Entries taken from a collection:
:::::

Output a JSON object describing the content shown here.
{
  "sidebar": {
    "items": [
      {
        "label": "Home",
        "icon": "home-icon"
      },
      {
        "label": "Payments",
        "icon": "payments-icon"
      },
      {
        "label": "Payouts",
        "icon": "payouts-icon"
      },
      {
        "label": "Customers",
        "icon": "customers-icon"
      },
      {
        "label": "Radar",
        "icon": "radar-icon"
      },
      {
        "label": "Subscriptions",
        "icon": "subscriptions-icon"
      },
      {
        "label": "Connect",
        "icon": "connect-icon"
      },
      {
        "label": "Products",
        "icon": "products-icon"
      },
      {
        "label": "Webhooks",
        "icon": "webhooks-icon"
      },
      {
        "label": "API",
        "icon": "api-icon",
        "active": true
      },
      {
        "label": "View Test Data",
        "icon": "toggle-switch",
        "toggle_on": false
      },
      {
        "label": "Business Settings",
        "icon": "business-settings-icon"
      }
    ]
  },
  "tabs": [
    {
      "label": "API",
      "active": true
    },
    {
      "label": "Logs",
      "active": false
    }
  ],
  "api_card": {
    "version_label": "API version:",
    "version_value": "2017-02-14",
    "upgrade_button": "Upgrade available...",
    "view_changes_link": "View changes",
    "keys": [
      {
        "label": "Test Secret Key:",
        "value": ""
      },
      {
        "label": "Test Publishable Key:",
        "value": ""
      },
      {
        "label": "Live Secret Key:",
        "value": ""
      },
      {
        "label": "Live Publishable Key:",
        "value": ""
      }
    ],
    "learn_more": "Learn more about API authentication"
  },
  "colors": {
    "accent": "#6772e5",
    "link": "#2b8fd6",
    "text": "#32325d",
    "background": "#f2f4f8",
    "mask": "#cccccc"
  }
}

:::::

__STATED GOAL__: Your answer should be a single number: the count of lines in the entries that contain the word "Test".

__TASK OUTPUT__: 3